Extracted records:
* * * * *
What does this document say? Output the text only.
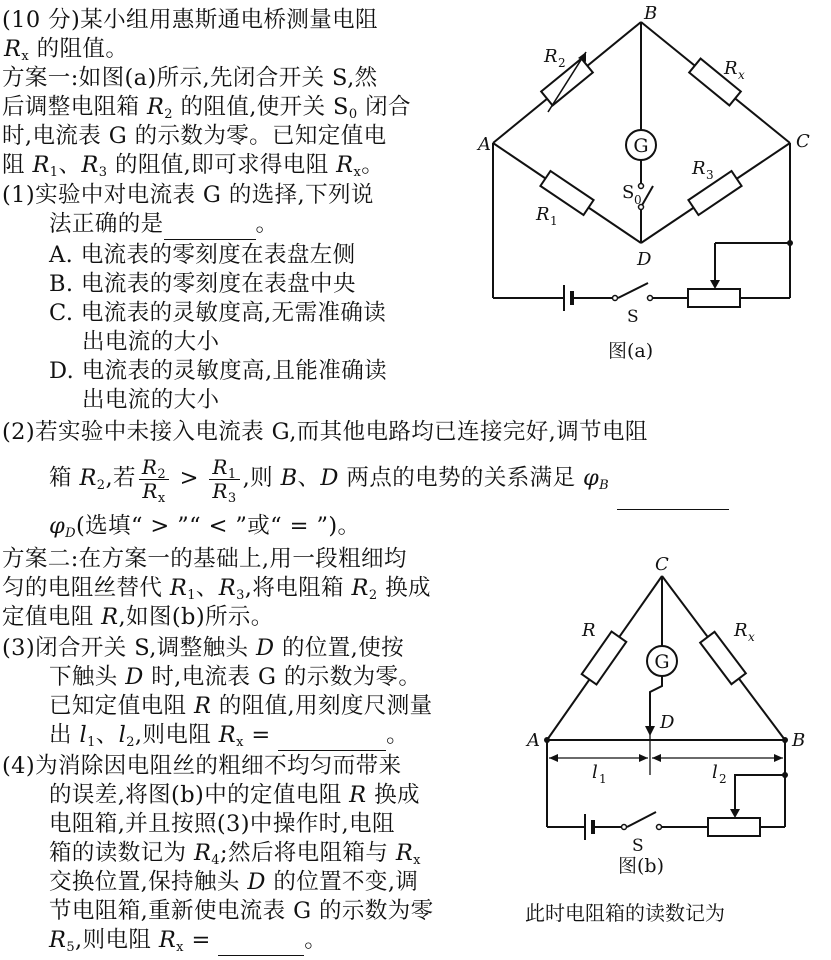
(10 分)某小组用惠斯通电桥测量电阻
$R_x$ 的阻值。
方案一:如图(a)所示,先闭合开关 S,然
后调整电阻箱 $R_2$ 的阻值,使开关 $S_0$ 闭合
时,电流表 G 的示数为零。已知定值电
阻 $R_1$、$R_3$ 的阻值,即可求得电阻 $R_x$。
(1)实验中对电流表 G 的选择,下列说
法正确的是	。
A. 电流表的零刻度在表盘左侧
B. 电流表的零刻度在表盘中央
C. 电流表的灵敏度高,无需准确读
出电流的大小
D. 电流表的灵敏度高,且能准确读
出电流的大小
(2)若实验中未接入电流表 G,而其他电路均已连接完好,调节电阻
箱 $R_2$,若 $\frac{R_2}{R_x} > \frac{R_1}{R_3}$ ,则 B、D 两点的电势的关系满足 $\varphi_B$
$\varphi_D$(选填“ > ”“ < ”或“ = ”)。
方案二:在方案一的基础上,用一段粗细均
匀的电阻丝替代 $R_1$、$R_3$,将电阻箱 $R_2$ 换成
定值电阻 R,如图(b)所示。
(3)闭合开关 S,调整触头 D 的位置,使按
下触头 D 时,电流表 G 的示数为零。
已知定值电阻 R 的阻值,用刻度尺测量
出 $l_1$、$l_2$,则电阻 $R_x$ =	。
(4)为消除因电阻丝的粗细不均匀而带来
的误差,将图(b)中的定值电阻 R 换成
电阻箱,并且按照(3)中操作时,电阻
箱的读数记为 $R_4$;然后将电阻箱与 $R_x$
交换位置,保持触头 D 的位置不变,调
节电阻箱,重新使电流表 G 的示数为零	此时电阻箱的读数记为
$R_5$,则电阻 $R_x$ =	。
G
A
B
C
D
R 2	R x
R 1
R 3
S 0
S
图(a)
G
C
A	B
D
R	R x
l 1	l 2
S
图(b)
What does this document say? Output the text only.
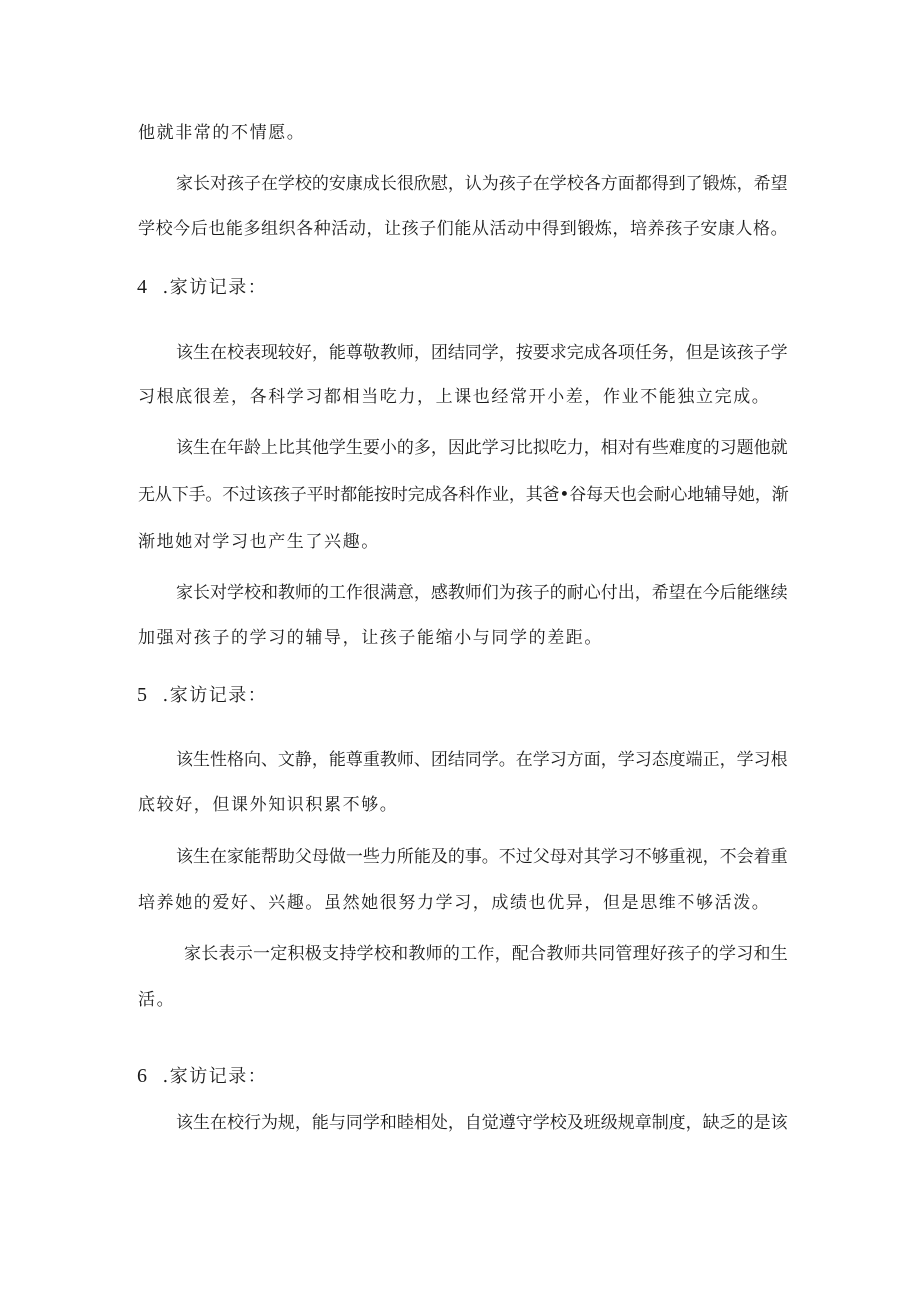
他就非常的不情愿。
家长对孩子在学校的安康成长很欣慰，认为孩子在学校各方面都得到了锻炼，希望
学校今后也能多组织各种活动，让孩子们能从活动中得到锻炼，培养孩子安康人格。
4 .家访记录：
该生在校表现较好，能尊敬教师，团结同学，按要求完成各项任务，但是该孩子学
习根底很差，各科学习都相当吃力，上课也经常开小差，作业不能独立完成。
该生在年龄上比其他学生要小的多，因此学习比拟吃力，相对有些难度的习题他就
无从下手。不过该孩子平时都能按时完成各科作业，其爸•谷每天也会耐心地辅导她，渐
渐地她对学习也产生了兴趣。
家长对学校和教师的工作很满意，感教师们为孩子的耐心付出，希望在今后能继续
加强对孩子的学习的辅导，让孩子能缩小与同学的差距。
5 .家访记录：
该生性格向、文静，能尊重教师、团结同学。在学习方面，学习态度端正，学习根
底较好，但课外知识积累不够。
该生在家能帮助父母做一些力所能及的事。不过父母对其学习不够重视，不会着重
培养她的爱好、兴趣。虽然她很努力学习，成绩也优异，但是思维不够活泼。
家长表示一定积极支持学校和教师的工作，配合教师共同管理好孩子的学习和生
活。
6 .家访记录：
该生在校行为规，能与同学和睦相处，自觉遵守学校及班级规章制度，缺乏的是该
* * * * *
Task to complete:
The entries above are to be returned exactly, without their pictures.

Result for this task:
What does this document say? Output the text only.
(10 分)某小组用惠斯通电桥测量电阻
$R_x$ 的阻值。
方案一:如图(a)所示,先闭合开关 S,然
后调整电阻箱 $R_2$ 的阻值,使开关 $S_0$ 闭合
时,电流表 G 的示数为零。已知定值电
阻 $R_1$、$R_3$ 的阻值,即可求得电阻 $R_x$。
(1)实验中对电流表 G 的选择,下列说
法正确的是	。
A. 电流表的零刻度在表盘左侧
B. 电流表的零刻度在表盘中央
C. 电流表的灵敏度高,无需准确读
出电流的大小
D. 电流表的灵敏度高,且能准确读
出电流的大小
(2)若实验中未接入电流表 G,而其他电路均已连接完好,调节电阻
箱 $R_2$,若 $\frac{R_2}{R_x} > \frac{R_1}{R_3}$ ,则 B、D 两点的电势的关系满足 $\varphi_B$
$\varphi_D$(选填“ > ”“ < ”或“ = ”)。
方案二:在方案一的基础上,用一段粗细均
匀的电阻丝替代 $R_1$、$R_3$,将电阻箱 $R_2$ 换成
定值电阻 R,如图(b)所示。
(3)闭合开关 S,调整触头 D 的位置,使按
下触头 D 时,电流表 G 的示数为零。
已知定值电阻 R 的阻值,用刻度尺测量
出 $l_1$、$l_2$,则电阻 $R_x$ =	。
(4)为消除因电阻丝的粗细不均匀而带来
的误差,将图(b)中的定值电阻 R 换成
电阻箱,并且按照(3)中操作时,电阻
箱的读数记为 $R_4$;然后将电阻箱与 $R_x$
交换位置,保持触头 D 的位置不变,调
节电阻箱,重新使电流表 G 的示数为零	此时电阻箱的读数记为
$R_5$,则电阻 $R_x$ =	。
G
A
B
C
D
R 2	R x
R 1
R 3
S 0
S
图(a)
G
C
A	B
D
R	R x
l 1	l 2
S
图(b)
What does this document say? Output the text only.
他就非常的不情愿。
家长对孩子在学校的安康成长很欣慰，认为孩子在学校各方面都得到了锻炼，希望
学校今后也能多组织各种活动，让孩子们能从活动中得到锻炼，培养孩子安康人格。
4 .家访记录：
该生在校表现较好，能尊敬教师，团结同学，按要求完成各项任务，但是该孩子学
习根底很差，各科学习都相当吃力，上课也经常开小差，作业不能独立完成。
该生在年龄上比其他学生要小的多，因此学习比拟吃力，相对有些难度的习题他就
无从下手。不过该孩子平时都能按时完成各科作业，其爸•谷每天也会耐心地辅导她，渐
渐地她对学习也产生了兴趣。
家长对学校和教师的工作很满意，感教师们为孩子的耐心付出，希望在今后能继续
加强对孩子的学习的辅导，让孩子能缩小与同学的差距。
5 .家访记录：
该生性格向、文静，能尊重教师、团结同学。在学习方面，学习态度端正，学习根
底较好，但课外知识积累不够。
该生在家能帮助父母做一些力所能及的事。不过父母对其学习不够重视，不会着重
培养她的爱好、兴趣。虽然她很努力学习，成绩也优异，但是思维不够活泼。
家长表示一定积极支持学校和教师的工作，配合教师共同管理好孩子的学习和生
活。
6 .家访记录：
该生在校行为规，能与同学和睦相处，自觉遵守学校及班级规章制度，缺乏的是该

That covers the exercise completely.